• Records provided
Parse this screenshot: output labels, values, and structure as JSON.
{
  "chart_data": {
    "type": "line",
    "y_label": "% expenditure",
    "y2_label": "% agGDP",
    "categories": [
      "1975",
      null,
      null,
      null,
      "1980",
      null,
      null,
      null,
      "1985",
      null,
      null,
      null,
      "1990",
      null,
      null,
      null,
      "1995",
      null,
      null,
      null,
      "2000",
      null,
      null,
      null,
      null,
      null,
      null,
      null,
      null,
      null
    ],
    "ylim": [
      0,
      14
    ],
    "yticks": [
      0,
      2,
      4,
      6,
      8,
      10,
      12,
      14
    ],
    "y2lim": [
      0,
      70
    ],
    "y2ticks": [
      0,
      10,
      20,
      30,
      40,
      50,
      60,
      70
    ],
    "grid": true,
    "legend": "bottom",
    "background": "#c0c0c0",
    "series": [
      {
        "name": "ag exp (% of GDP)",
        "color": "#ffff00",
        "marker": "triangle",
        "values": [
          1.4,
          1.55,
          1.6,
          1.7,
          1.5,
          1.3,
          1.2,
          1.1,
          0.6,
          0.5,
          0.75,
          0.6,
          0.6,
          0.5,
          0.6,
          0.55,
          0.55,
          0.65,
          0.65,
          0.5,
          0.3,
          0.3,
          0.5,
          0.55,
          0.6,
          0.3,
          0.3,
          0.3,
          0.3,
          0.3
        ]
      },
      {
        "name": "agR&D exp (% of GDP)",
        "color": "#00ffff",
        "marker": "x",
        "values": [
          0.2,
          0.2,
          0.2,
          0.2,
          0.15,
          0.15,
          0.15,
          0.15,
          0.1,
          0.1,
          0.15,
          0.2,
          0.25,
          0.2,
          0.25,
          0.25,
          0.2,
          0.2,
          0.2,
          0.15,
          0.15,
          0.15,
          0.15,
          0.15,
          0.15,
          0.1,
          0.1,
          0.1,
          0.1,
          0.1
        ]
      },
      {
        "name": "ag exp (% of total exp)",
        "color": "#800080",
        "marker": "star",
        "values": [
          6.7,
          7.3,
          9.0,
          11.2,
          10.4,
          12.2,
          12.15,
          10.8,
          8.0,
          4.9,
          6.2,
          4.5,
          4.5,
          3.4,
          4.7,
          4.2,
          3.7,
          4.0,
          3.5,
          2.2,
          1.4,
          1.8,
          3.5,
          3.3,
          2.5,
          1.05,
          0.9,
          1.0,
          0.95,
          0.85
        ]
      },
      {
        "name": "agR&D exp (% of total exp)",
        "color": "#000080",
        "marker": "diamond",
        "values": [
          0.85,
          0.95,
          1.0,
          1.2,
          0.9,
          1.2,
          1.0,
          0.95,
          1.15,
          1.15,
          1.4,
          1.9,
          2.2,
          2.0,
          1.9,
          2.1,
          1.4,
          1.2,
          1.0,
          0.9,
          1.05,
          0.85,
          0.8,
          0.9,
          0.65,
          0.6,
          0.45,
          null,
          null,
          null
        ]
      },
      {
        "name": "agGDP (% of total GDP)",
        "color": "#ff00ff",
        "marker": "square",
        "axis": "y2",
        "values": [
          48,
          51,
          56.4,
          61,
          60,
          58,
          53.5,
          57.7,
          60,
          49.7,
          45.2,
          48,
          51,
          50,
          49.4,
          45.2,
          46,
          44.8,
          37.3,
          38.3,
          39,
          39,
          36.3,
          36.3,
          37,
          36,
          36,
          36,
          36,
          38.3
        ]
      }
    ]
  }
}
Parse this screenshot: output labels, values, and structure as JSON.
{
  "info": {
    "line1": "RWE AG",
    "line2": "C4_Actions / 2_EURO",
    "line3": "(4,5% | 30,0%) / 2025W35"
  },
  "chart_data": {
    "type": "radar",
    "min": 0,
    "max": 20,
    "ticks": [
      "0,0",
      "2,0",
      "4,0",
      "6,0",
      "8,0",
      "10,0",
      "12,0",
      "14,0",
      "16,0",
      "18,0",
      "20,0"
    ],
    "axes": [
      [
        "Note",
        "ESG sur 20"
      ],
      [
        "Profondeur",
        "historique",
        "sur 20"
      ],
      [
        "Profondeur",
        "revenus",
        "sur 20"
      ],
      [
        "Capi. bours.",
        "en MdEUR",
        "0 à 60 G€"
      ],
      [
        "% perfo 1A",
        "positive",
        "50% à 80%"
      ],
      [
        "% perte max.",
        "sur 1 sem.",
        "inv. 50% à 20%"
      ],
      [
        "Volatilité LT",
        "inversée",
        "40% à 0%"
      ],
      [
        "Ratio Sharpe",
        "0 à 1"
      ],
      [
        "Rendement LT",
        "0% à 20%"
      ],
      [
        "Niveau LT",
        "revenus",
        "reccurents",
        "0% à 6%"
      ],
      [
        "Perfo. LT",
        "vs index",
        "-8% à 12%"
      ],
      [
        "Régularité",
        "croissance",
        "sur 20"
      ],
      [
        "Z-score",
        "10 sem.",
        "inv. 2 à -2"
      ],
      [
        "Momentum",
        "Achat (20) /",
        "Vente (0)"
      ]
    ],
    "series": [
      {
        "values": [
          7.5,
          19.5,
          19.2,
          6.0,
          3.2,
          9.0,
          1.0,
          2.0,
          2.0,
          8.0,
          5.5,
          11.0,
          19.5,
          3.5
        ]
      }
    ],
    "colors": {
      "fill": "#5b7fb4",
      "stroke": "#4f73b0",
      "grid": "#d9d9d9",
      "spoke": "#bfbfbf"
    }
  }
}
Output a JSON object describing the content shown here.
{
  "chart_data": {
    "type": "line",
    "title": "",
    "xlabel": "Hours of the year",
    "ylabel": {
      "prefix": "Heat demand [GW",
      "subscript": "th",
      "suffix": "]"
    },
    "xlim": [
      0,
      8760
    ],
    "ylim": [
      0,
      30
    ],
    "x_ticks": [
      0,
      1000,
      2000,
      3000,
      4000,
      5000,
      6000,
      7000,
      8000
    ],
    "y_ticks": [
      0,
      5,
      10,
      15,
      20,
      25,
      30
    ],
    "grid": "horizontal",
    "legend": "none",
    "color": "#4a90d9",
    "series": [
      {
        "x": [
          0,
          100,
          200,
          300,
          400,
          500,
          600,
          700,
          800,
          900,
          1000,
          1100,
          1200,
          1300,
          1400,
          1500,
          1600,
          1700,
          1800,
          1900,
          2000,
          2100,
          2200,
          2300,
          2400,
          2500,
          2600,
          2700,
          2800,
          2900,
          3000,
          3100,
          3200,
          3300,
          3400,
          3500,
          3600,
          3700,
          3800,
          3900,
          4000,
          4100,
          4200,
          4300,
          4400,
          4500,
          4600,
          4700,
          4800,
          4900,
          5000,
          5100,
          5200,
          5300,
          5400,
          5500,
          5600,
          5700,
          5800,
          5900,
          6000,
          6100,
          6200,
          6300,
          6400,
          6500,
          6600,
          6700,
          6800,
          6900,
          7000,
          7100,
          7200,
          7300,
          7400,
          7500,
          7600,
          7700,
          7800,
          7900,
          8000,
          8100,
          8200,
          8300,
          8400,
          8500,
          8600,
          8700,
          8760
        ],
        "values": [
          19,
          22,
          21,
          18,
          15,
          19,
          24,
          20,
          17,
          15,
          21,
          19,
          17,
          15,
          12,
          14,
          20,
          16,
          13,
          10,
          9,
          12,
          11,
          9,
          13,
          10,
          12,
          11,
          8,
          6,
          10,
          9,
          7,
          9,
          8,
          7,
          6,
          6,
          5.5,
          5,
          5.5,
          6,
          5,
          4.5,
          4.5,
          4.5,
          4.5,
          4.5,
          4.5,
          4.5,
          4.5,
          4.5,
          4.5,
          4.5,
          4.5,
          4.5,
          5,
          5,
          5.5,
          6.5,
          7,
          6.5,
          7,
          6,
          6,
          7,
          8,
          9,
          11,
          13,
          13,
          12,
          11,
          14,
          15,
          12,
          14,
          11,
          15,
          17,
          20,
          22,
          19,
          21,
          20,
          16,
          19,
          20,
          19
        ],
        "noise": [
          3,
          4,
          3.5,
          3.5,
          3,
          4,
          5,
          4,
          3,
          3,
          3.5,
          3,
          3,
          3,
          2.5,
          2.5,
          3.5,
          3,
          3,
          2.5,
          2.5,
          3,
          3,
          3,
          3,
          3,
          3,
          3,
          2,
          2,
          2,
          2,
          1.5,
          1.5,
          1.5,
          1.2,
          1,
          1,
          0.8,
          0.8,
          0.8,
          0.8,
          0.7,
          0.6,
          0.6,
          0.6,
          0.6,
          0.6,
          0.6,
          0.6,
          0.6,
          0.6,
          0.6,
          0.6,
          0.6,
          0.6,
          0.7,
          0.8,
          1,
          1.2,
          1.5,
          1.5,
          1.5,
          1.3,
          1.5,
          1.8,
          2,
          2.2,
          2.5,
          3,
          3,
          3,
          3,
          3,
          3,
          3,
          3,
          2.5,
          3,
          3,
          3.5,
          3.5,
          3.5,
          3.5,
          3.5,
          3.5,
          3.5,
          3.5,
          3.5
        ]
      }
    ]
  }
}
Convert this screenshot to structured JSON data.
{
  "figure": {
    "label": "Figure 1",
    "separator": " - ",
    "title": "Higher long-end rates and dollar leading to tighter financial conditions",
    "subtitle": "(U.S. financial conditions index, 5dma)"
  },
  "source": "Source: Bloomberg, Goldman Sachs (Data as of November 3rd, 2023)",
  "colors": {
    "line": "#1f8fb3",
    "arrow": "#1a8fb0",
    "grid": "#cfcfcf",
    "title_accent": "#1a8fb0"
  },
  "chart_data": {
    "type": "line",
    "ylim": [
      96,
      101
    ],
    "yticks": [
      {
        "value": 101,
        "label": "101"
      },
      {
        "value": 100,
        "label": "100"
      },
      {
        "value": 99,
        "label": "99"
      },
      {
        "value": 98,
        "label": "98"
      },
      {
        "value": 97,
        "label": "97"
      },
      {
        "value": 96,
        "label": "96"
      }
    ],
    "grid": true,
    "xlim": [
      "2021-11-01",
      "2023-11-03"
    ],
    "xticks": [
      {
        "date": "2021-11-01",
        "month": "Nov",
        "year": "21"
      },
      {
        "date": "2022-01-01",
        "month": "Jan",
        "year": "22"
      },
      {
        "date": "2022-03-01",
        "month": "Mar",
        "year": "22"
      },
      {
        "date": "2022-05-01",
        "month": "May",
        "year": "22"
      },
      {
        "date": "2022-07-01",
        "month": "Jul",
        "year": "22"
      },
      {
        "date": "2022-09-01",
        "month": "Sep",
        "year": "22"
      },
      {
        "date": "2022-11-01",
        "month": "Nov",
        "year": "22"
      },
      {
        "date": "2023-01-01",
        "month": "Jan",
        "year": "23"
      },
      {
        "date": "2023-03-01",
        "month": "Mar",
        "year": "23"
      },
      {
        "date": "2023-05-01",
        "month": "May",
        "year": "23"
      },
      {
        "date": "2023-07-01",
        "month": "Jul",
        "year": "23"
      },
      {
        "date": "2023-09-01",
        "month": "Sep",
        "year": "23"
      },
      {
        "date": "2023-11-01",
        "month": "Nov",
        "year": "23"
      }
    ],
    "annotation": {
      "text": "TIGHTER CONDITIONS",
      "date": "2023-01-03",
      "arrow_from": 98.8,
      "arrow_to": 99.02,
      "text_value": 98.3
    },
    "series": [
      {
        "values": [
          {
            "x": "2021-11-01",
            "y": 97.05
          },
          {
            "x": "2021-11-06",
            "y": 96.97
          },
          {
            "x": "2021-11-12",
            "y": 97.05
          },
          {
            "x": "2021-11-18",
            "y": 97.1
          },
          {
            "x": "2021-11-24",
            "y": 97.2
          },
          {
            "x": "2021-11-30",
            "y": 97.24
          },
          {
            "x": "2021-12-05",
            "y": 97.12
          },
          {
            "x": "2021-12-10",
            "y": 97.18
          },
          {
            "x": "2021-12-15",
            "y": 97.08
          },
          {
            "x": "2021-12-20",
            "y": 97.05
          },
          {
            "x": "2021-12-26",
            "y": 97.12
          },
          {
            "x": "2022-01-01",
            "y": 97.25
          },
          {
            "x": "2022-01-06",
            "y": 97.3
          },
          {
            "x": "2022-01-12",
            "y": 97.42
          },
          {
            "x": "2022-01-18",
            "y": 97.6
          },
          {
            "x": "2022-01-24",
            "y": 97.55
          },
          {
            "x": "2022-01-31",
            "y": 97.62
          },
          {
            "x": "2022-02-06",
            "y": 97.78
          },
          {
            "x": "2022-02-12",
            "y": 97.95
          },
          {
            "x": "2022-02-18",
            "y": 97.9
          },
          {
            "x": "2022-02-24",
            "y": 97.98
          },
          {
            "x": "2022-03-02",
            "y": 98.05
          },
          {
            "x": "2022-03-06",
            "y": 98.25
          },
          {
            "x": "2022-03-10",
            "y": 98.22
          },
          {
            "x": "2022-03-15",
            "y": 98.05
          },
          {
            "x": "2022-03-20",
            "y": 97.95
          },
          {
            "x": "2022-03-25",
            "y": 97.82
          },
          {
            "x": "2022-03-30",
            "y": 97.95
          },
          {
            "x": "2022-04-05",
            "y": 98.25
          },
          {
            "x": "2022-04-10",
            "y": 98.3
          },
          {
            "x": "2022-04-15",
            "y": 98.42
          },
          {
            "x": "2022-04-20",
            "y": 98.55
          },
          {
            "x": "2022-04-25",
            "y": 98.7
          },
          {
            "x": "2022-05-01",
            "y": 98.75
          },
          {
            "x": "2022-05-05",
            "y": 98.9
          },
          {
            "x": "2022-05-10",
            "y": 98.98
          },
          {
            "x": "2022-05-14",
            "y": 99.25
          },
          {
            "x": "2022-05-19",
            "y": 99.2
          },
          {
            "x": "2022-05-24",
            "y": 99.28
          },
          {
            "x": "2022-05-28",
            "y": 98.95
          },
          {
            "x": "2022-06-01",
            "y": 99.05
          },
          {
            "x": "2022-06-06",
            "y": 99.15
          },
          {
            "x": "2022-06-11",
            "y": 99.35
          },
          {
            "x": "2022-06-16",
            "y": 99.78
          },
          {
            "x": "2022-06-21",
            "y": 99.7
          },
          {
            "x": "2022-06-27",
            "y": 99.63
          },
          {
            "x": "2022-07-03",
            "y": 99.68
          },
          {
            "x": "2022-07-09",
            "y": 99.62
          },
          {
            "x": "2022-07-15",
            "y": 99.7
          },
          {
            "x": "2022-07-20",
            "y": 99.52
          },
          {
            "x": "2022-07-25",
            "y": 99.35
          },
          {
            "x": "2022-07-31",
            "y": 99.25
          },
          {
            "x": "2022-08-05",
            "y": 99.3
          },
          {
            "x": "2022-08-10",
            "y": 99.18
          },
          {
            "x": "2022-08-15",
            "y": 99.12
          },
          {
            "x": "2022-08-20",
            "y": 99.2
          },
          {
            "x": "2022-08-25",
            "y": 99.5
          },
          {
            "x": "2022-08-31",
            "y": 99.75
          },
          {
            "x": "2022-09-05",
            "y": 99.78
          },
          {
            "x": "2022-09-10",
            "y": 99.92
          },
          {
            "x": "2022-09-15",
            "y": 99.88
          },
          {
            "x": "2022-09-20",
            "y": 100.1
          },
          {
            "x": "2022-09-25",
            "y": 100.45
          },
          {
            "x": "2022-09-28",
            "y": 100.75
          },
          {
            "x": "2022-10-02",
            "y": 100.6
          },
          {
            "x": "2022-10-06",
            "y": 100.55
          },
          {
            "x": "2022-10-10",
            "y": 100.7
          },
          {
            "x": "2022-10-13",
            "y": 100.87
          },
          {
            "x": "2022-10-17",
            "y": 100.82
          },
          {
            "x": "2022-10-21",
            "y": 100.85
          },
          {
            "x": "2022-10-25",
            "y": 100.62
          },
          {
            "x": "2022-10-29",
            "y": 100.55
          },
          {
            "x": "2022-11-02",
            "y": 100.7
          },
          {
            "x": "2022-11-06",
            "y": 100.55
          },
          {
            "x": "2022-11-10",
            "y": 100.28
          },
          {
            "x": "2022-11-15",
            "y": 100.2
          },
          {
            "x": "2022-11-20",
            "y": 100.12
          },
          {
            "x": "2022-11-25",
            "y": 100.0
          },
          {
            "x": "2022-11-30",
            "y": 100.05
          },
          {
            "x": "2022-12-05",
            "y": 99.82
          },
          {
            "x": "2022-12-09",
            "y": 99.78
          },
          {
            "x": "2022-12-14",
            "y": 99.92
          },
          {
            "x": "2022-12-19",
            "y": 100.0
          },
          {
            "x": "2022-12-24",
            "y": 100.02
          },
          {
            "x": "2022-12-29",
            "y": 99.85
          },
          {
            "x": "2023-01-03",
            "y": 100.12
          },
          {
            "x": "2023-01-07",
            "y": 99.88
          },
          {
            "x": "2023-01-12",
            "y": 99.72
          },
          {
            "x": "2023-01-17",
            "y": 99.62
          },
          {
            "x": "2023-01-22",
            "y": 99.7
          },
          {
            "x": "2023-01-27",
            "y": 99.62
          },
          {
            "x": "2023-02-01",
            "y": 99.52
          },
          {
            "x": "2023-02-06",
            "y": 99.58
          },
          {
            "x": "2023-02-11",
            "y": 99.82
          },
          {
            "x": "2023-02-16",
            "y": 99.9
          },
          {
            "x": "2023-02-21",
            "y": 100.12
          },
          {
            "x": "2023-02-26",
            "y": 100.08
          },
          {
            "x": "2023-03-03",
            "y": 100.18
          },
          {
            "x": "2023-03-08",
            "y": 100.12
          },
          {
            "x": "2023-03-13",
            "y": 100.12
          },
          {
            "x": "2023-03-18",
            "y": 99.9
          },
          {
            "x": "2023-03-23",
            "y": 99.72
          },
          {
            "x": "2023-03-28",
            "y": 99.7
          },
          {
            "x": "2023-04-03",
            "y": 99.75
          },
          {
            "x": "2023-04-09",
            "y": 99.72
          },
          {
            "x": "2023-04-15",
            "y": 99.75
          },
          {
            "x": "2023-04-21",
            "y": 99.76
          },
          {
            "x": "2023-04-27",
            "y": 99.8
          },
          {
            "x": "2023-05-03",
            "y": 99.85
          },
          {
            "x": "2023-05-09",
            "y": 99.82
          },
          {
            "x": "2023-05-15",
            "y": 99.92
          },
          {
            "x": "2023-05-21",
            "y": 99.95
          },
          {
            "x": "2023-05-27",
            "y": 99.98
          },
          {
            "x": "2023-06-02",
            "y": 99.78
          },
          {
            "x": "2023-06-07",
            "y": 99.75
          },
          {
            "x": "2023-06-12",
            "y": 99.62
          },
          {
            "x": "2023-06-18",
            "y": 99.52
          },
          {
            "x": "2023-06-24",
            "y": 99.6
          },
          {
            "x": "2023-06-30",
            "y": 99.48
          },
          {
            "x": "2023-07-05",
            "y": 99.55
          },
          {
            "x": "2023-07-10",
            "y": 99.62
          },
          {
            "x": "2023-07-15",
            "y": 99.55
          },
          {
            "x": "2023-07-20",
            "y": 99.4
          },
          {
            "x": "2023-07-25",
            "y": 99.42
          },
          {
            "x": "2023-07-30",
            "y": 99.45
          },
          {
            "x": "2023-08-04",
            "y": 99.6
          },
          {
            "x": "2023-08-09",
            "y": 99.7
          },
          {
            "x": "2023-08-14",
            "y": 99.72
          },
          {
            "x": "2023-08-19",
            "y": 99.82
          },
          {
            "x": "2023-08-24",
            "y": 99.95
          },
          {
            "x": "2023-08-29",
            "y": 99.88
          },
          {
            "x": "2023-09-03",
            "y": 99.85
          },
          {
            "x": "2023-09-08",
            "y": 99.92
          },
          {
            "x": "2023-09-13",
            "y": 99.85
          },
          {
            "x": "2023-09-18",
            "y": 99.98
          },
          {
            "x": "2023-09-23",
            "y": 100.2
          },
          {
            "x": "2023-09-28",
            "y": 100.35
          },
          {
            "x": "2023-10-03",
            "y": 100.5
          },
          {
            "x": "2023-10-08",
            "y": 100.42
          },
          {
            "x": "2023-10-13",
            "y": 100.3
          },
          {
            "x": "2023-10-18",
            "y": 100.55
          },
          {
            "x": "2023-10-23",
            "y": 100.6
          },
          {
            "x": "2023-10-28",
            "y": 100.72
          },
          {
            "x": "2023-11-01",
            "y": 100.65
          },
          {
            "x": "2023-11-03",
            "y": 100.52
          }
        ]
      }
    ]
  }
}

• Instruction
From the listing above, collect each line in which the string "JSON" appears.

• Exercise output
Parse this screenshot: output labels, values, and structure as JSON.
Parse this screenshot: output labels, values, and structure as JSON.
Output a JSON object describing the content shown here.
Convert this screenshot to structured JSON data.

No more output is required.